• Aim: Extract every entry word for word. Skip the pictures.

• Raw data:

· · · · ·

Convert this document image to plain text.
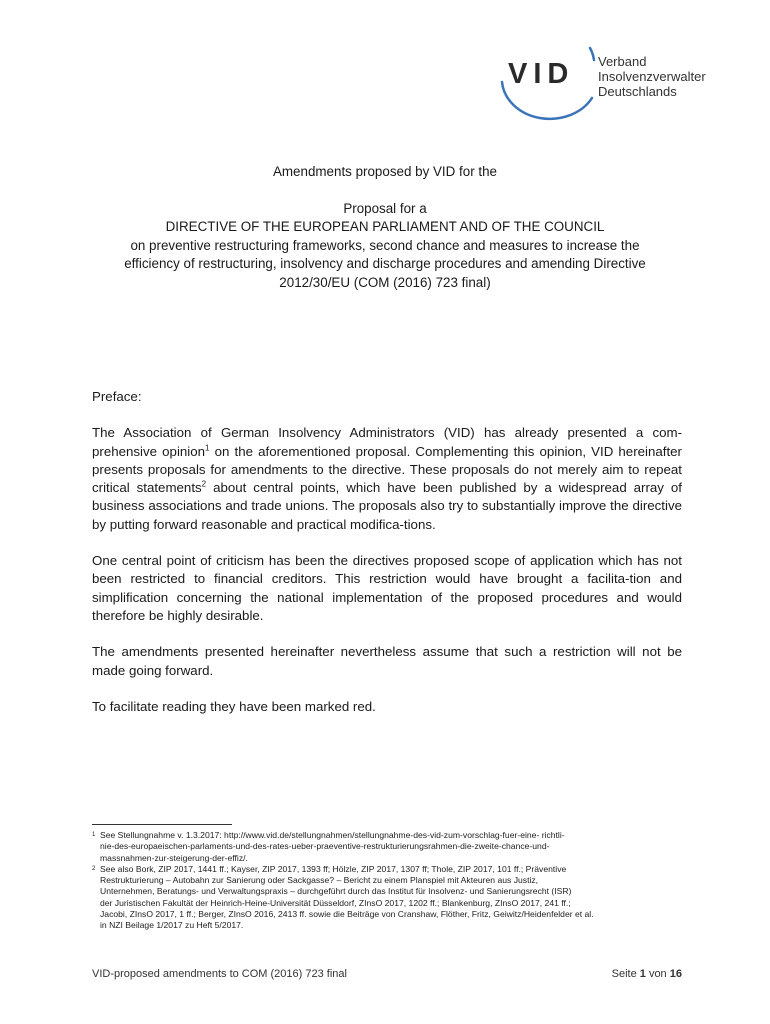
VID Verband
Insolvenzverwalter
Deutschlands
Amendments proposed by VID for the
Proposal for a
DIRECTIVE OF THE EUROPEAN PARLIAMENT AND OF THE COUNCIL
on preventive restructuring frameworks, second chance and measures to increase the
efficiency of restructuring, insolvency and discharge procedures and amending Directive
2012/30/EU (COM (2016) 723 final)

Preface:

The Association of German Insolvency Administrators (VID) has already presented a com-prehensive opinion$^1$ on the aforementioned proposal. Complementing this opinion, VID hereinafter presents proposals for amendments to the directive. These proposals do not merely aim to repeat critical statements$^2$ about central points, which have been published by a widespread array of business associations and trade unions. The proposals also try to substantially improve the directive by putting forward reasonable and practical modifica-tions.

One central point of criticism has been the directives proposed scope of application which has not been restricted to financial creditors. This restriction would have brought a facilita-tion and simplification concerning the national implementation of the proposed procedures and would therefore be highly desirable.

The amendments presented hereinafter nevertheless assume that such a restriction will not be made going forward.

To facilitate reading they have been marked red.

1 See Stellungnahme v. 1.3.2017: http://www.vid.de/stellungnahmen/stellungnahme-des-vid-zum-vorschlag-fuer-eine- richtli-
nie-des-europaeischen-parlaments-und-des-rates-ueber-praeventive-restrukturierungsrahmen-die-zweite-chance-und-
massnahmen-zur-steigerung-der-effiz/.
2 See also Bork, ZIP 2017, 1441 ff.; Kayser, ZIP 2017, 1393 ff; Hölzle, ZIP 2017, 1307 ff; Thole, ZIP 2017, 101 ff.; Präventive
Restrukturierung – Autobahn zur Sanierung oder Sackgasse? – Bericht zu einem Planspiel mit Akteuren aus Justiz,
Unternehmen, Beratungs- und Verwaltungspraxis – durchgeführt durch das Institut für Insolvenz- und Sanierungsrecht (ISR)
der Juristischen Fakultät der Heinrich-Heine-Universität Düsseldorf, ZInsO 2017, 1202 ff.; Blankenburg, ZInsO 2017, 241 ff.;
Jacobi, ZInsO 2017, 1 ff.; Berger, ZInsO 2016, 2413 ff. sowie die Beiträge von Cranshaw, Flöther, Fritz, Geiwitz/Heidenfelder et al.
in NZI Beilage 1/2017 zu Heft 5/2017.
VID-proposed amendments to COM (2016) 723 final	Seite 1 von 16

· · · · ·

• Written solution:
Convert this document image to plain text.
VID Verband
Insolvenzverwalter
Deutschlands
Amendments proposed by VID for the
Proposal for a
DIRECTIVE OF THE EUROPEAN PARLIAMENT AND OF THE COUNCIL
on preventive restructuring frameworks, second chance and measures to increase the
efficiency of restructuring, insolvency and discharge procedures and amending Directive
2012/30/EU (COM (2016) 723 final)

Preface:

The Association of German Insolvency Administrators (VID) has already presented a com-prehensive opinion$^1$ on the aforementioned proposal. Complementing this opinion, VID hereinafter presents proposals for amendments to the directive. These proposals do not merely aim to repeat critical statements$^2$ about central points, which have been published by a widespread array of business associations and trade unions. The proposals also try to substantially improve the directive by putting forward reasonable and practical modifica-tions.

One central point of criticism has been the directives proposed scope of application which has not been restricted to financial creditors. This restriction would have brought a facilita-tion and simplification concerning the national implementation of the proposed procedures and would therefore be highly desirable.

The amendments presented hereinafter nevertheless assume that such a restriction will not be made going forward.

To facilitate reading they have been marked red.

1 See Stellungnahme v. 1.3.2017: http://www.vid.de/stellungnahmen/stellungnahme-des-vid-zum-vorschlag-fuer-eine- richtli-
nie-des-europaeischen-parlaments-und-des-rates-ueber-praeventive-restrukturierungsrahmen-die-zweite-chance-und-
massnahmen-zur-steigerung-der-effiz/.
2 See also Bork, ZIP 2017, 1441 ff.; Kayser, ZIP 2017, 1393 ff; Hölzle, ZIP 2017, 1307 ff; Thole, ZIP 2017, 101 ff.; Präventive
Restrukturierung – Autobahn zur Sanierung oder Sackgasse? – Bericht zu einem Planspiel mit Akteuren aus Justiz,
Unternehmen, Beratungs- und Verwaltungspraxis – durchgeführt durch das Institut für Insolvenz- und Sanierungsrecht (ISR)
der Juristischen Fakultät der Heinrich-Heine-Universität Düsseldorf, ZInsO 2017, 1202 ff.; Blankenburg, ZInsO 2017, 241 ff.;
Jacobi, ZInsO 2017, 1 ff.; Berger, ZInsO 2016, 2413 ff. sowie die Beiträge von Cranshaw, Flöther, Fritz, Geiwitz/Heidenfelder et al.
in NZI Beilage 1/2017 zu Heft 5/2017.
VID-proposed amendments to COM (2016) 723 final	Seite 1 von 16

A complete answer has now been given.